(Saved data entries)
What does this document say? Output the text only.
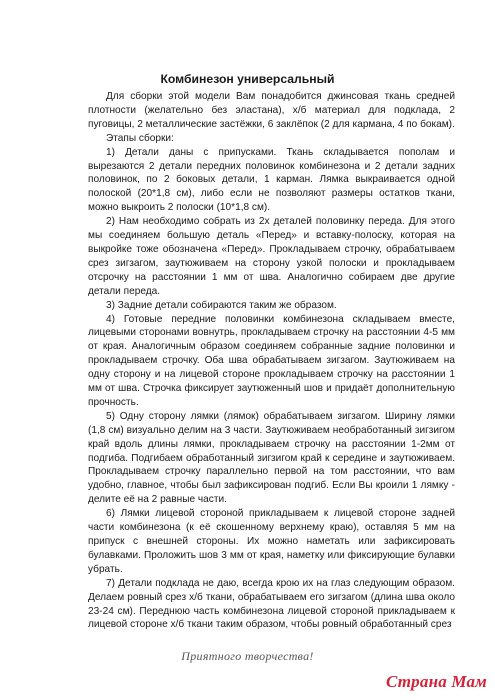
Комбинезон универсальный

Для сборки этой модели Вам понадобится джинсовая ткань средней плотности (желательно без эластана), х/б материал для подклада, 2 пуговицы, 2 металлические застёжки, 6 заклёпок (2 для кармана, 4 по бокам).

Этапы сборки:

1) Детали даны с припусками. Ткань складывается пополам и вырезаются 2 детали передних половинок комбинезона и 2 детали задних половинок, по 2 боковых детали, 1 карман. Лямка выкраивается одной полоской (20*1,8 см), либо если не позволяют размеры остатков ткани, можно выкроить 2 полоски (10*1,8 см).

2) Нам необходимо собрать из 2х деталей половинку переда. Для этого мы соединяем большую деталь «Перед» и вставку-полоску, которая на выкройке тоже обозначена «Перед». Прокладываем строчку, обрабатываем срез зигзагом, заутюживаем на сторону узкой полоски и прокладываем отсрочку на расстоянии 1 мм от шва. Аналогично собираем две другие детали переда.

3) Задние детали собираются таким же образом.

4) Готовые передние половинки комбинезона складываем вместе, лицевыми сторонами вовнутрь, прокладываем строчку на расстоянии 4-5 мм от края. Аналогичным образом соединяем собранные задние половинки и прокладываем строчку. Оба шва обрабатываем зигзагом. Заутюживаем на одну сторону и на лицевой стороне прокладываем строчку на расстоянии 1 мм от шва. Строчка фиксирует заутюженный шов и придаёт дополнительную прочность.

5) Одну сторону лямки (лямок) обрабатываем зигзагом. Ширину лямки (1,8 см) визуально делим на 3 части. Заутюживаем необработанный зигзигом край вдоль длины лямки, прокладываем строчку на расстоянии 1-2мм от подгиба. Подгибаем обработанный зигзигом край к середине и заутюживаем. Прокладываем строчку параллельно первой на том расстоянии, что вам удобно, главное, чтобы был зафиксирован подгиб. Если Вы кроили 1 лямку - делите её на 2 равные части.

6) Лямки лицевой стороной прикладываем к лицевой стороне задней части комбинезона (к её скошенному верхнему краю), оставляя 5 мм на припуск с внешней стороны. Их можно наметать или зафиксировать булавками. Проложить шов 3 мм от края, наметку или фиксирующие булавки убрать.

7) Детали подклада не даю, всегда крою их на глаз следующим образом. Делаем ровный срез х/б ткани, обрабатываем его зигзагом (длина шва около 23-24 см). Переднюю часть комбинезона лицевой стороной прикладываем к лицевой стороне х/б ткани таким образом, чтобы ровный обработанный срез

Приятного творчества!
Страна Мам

--

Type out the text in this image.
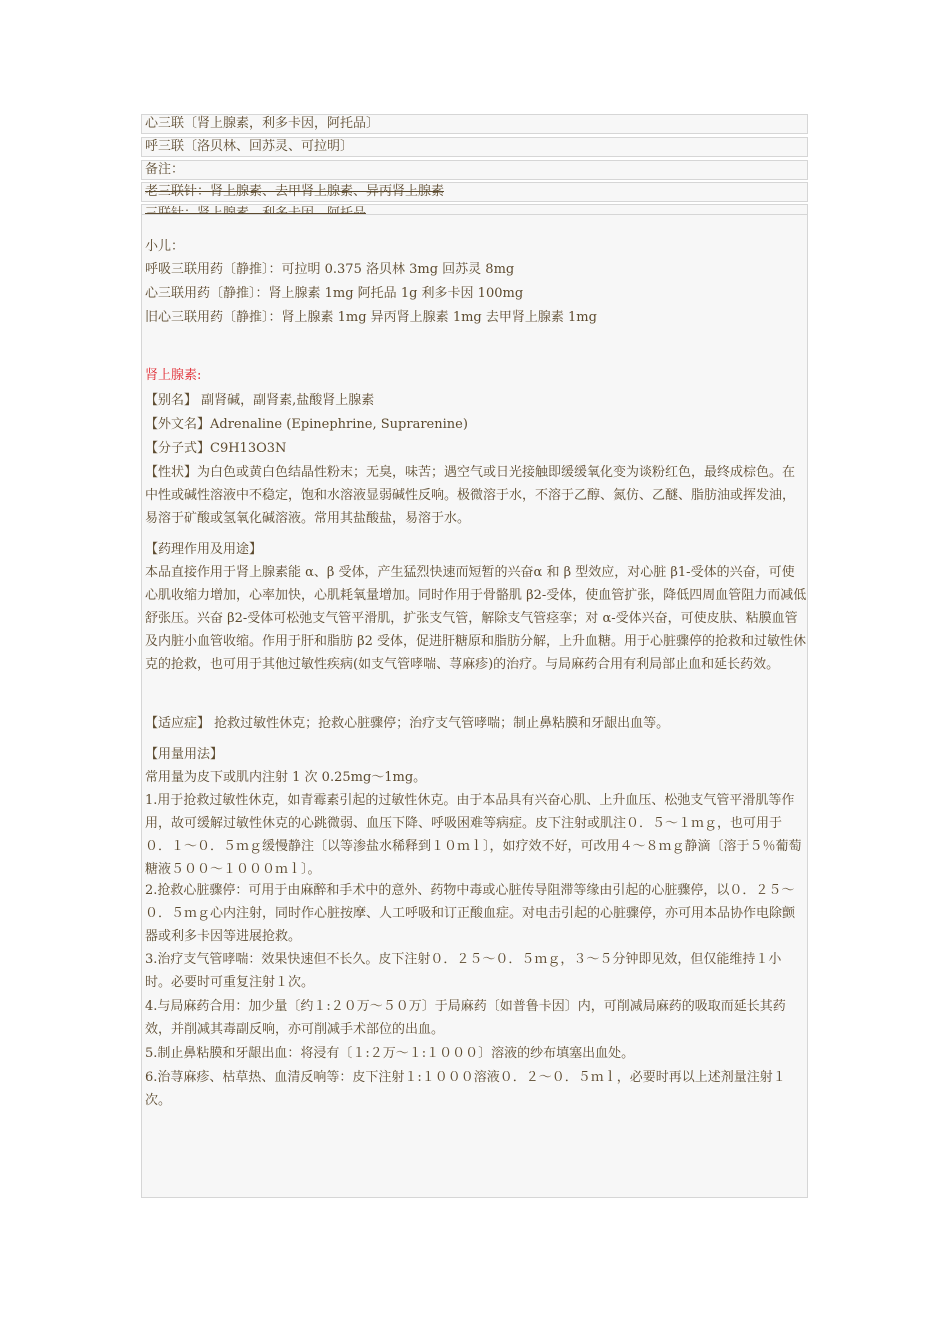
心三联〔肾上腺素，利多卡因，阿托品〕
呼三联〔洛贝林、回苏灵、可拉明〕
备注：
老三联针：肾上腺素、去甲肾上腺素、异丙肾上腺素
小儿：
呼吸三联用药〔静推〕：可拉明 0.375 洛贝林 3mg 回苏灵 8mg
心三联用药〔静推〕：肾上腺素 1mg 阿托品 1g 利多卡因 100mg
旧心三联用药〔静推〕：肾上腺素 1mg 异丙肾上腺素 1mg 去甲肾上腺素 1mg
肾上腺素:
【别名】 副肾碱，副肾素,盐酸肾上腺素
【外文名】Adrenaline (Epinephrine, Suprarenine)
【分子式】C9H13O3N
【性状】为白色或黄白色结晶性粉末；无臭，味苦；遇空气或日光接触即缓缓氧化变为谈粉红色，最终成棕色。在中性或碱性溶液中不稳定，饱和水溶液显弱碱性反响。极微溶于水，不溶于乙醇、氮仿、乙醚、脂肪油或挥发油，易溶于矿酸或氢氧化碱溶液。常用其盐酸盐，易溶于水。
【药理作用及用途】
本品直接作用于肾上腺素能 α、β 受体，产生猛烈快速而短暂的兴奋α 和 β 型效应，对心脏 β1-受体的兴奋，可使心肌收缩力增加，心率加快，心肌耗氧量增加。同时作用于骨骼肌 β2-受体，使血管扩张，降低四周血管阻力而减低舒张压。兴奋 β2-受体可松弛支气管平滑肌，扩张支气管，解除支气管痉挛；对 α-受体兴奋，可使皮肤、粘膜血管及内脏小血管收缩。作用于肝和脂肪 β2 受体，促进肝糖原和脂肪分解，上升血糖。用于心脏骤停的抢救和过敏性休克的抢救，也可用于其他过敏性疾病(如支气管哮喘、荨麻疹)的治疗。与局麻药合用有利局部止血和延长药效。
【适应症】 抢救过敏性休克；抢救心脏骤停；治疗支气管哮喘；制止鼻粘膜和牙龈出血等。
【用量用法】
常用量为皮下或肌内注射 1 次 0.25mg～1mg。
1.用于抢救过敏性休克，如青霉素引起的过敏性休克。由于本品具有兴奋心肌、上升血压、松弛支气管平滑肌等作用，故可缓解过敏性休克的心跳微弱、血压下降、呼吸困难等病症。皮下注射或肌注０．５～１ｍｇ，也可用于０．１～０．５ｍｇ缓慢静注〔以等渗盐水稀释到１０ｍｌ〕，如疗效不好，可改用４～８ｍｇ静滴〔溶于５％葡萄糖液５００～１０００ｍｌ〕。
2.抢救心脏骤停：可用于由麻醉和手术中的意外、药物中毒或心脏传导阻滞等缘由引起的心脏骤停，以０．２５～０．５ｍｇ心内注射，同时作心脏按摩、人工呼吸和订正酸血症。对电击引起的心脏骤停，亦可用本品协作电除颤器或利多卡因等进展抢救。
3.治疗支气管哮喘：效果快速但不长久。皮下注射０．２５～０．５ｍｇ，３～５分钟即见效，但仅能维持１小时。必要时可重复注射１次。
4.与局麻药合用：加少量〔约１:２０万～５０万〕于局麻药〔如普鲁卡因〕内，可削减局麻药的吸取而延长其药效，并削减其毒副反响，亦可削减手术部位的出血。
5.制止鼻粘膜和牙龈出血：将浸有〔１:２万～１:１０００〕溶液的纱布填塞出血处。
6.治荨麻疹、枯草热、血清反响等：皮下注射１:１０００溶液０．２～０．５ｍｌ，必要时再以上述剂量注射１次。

- TASK TO CARRY OUT: Copy every line that contains the string "text".

- FINAL RESULT:
What does this document say? Output the text only.
Type out the text in this image.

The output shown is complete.